**TASK DETAILS:**
Exact copies of all the entries are required, and no pictures should appear in them.

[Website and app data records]
┌──

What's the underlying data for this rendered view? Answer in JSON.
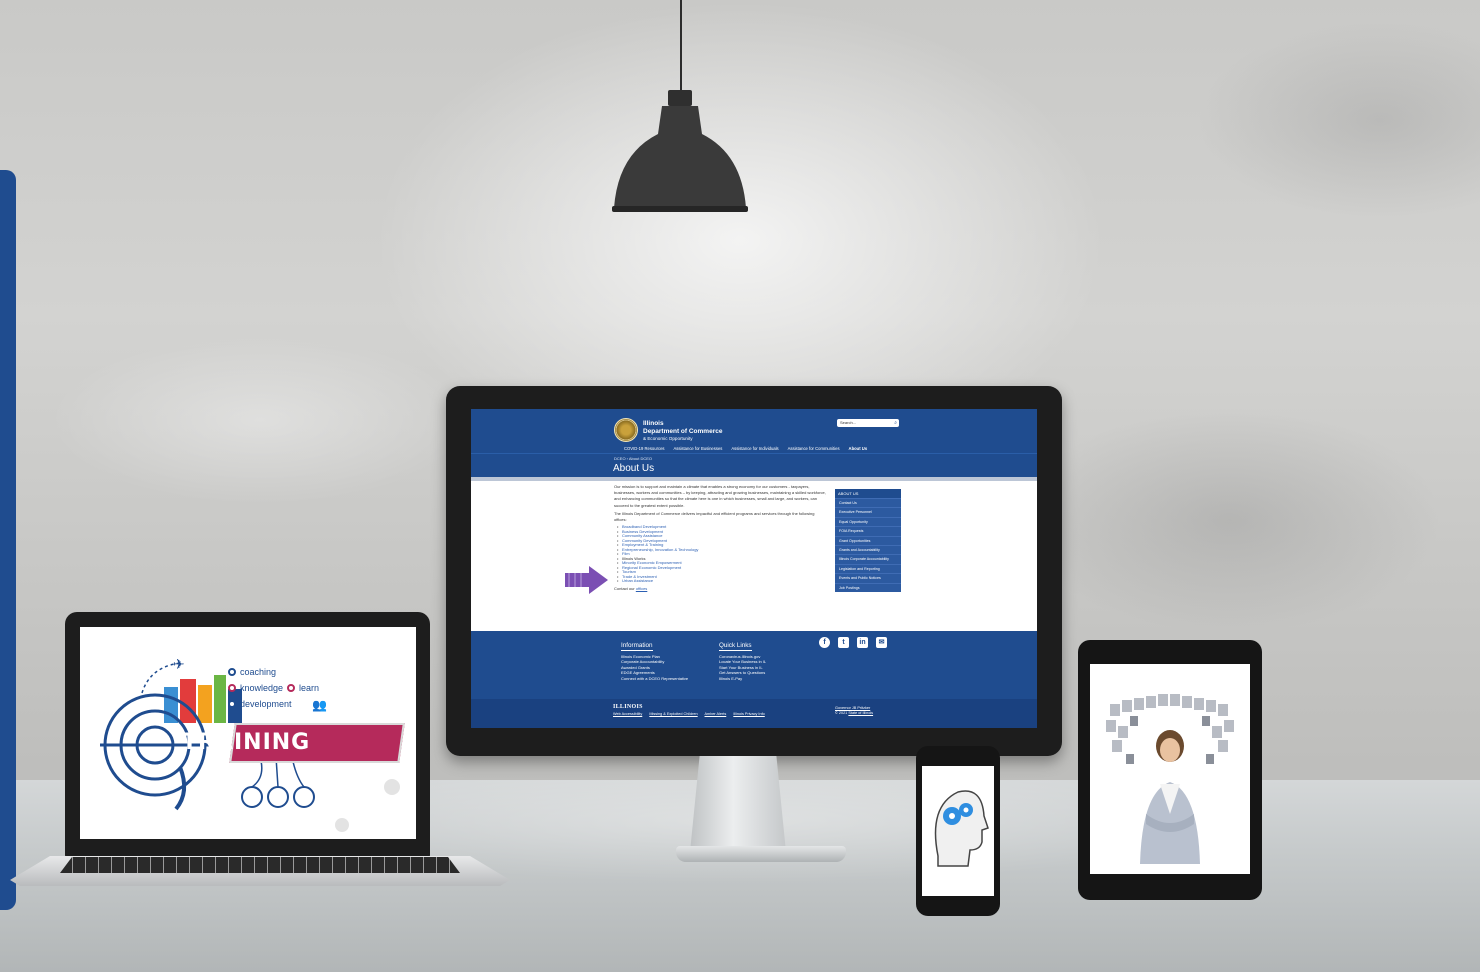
{
  "site": {
    "brand": {
      "line1": "Illinois",
      "line2": "Department of Commerce",
      "line3": "& Economic Opportunity"
    },
    "search_placeholder": "Search...",
    "nav": [
      "COVID-19 Resources",
      "Assistance for Businesses",
      "Assistance for Individuals",
      "Assistance for Communities",
      "About Us"
    ],
    "breadcrumb": "DCEO  ›  About DCEO",
    "page_title": "About Us",
    "intro": "Our mission is to support and maintain a climate that enables a strong economy for our customers - taxpayers, businesses, workers and communities – by keeping, attracting and growing businesses, maintaining a skilled workforce, and enhancing communities so that the climate here is one in which businesses, small and large, and workers, can succeed to the greatest extent possible.",
    "offices_intro": "The Illinois Department of Commerce delivers impactful and efficient programs and services through the following offices:",
    "offices": [
      "Broadband Development",
      "Business Development",
      "Community Assistance",
      "Community Development",
      "Employment & Training",
      "Entrepreneurship, Innovation & Technology",
      "Film",
      "Illinois Works",
      "Minority Economic Empowerment",
      "Regional Economic Development",
      "Tourism",
      "Trade & Investment",
      "Urban Assistance"
    ],
    "contact_prefix": "Contact our",
    "contact_link": "offices",
    "side_nav": {
      "heading": "ABOUT US",
      "items": [
        "Contact Us",
        "Executive Personnel",
        "Equal Opportunity",
        "FOIA Requests",
        "Grant Opportunities",
        "Grants and Accountability",
        "Illinois Corporate Accountability",
        "Legislation and Reporting",
        "Events and Public Notices",
        "Job Postings"
      ]
    },
    "footer": {
      "information_heading": "Information",
      "information_links": [
        "Illinois Economic Plan",
        "Corporate Accountability",
        "Awarded Grants",
        "EDGE Agreements",
        "Connect with a DCEO Representative"
      ],
      "quick_heading": "Quick Links",
      "quick_links": [
        "Coronavirus.Illinois.gov",
        "Locate Your Business in IL",
        "Start Your Business in IL",
        "Get Answers to Questions",
        "Illinois E-Pay"
      ],
      "social_icons": [
        "facebook-icon",
        "twitter-icon",
        "linkedin-icon",
        "email-icon"
      ],
      "illinois_logo": "ILLINOIS",
      "bottom_links": [
        "Web Accessibility",
        "Missing & Exploited Children",
        "Amber Alerts",
        "Illinois Privacy Info"
      ],
      "governor": "Governor JB Pritzker",
      "copyright_prefix": "© 2021",
      "copyright_link": "State of Illinois"
    }
  },
  "laptop": {
    "banner_word": "TRAINING",
    "bullets": [
      "coaching",
      "knowledge",
      "learn",
      "development"
    ]
  },
  "colors": {
    "site_blue": "#1f4c8f",
    "training_pink": "#b52a5b",
    "arrow_purple": "#7b4fb3"
  }
}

└──

**SOLUTION TO THE EXERCISE:**
What's the underlying data for this rendered view? Answer in JSON.
{
  "site": {
    "brand": {
      "line1": "Illinois",
      "line2": "Department of Commerce",
      "line3": "& Economic Opportunity"
    },
    "search_placeholder": "Search...",
    "nav": [
      "COVID-19 Resources",
      "Assistance for Businesses",
      "Assistance for Individuals",
      "Assistance for Communities",
      "About Us"
    ],
    "breadcrumb": "DCEO  ›  About DCEO",
    "page_title": "About Us",
    "intro": "Our mission is to support and maintain a climate that enables a strong economy for our customers - taxpayers, businesses, workers and communities – by keeping, attracting and growing businesses, maintaining a skilled workforce, and enhancing communities so that the climate here is one in which businesses, small and large, and workers, can succeed to the greatest extent possible.",
    "offices_intro": "The Illinois Department of Commerce delivers impactful and efficient programs and services through the following offices:",
    "offices": [
      "Broadband Development",
      "Business Development",
      "Community Assistance",
      "Community Development",
      "Employment & Training",
      "Entrepreneurship, Innovation & Technology",
      "Film",
      "Illinois Works",
      "Minority Economic Empowerment",
      "Regional Economic Development",
      "Tourism",
      "Trade & Investment",
      "Urban Assistance"
    ],
    "contact_prefix": "Contact our",
    "contact_link": "offices",
    "side_nav": {
      "heading": "ABOUT US",
      "items": [
        "Contact Us",
        "Executive Personnel",
        "Equal Opportunity",
        "FOIA Requests",
        "Grant Opportunities",
        "Grants and Accountability",
        "Illinois Corporate Accountability",
        "Legislation and Reporting",
        "Events and Public Notices",
        "Job Postings"
      ]
    },
    "footer": {
      "information_heading": "Information",
      "information_links": [
        "Illinois Economic Plan",
        "Corporate Accountability",
        "Awarded Grants",
        "EDGE Agreements",
        "Connect with a DCEO Representative"
      ],
      "quick_heading": "Quick Links",
      "quick_links": [
        "Coronavirus.Illinois.gov",
        "Locate Your Business in IL",
        "Start Your Business in IL",
        "Get Answers to Questions",
        "Illinois E-Pay"
      ],
      "social_icons": [
        "facebook-icon",
        "twitter-icon",
        "linkedin-icon",
        "email-icon"
      ],
      "illinois_logo": "ILLINOIS",
      "bottom_links": [
        "Web Accessibility",
        "Missing & Exploited Children",
        "Amber Alerts",
        "Illinois Privacy Info"
      ],
      "governor": "Governor JB Pritzker",
      "copyright_prefix": "© 2021",
      "copyright_link": "State of Illinois"
    }
  },
  "laptop": {
    "banner_word": "TRAINING",
    "bullets": [
      "coaching",
      "knowledge",
      "learn",
      "development"
    ]
  },
  "colors": {
    "site_blue": "#1f4c8f",
    "training_pink": "#b52a5b",
    "arrow_purple": "#7b4fb3"
  }
}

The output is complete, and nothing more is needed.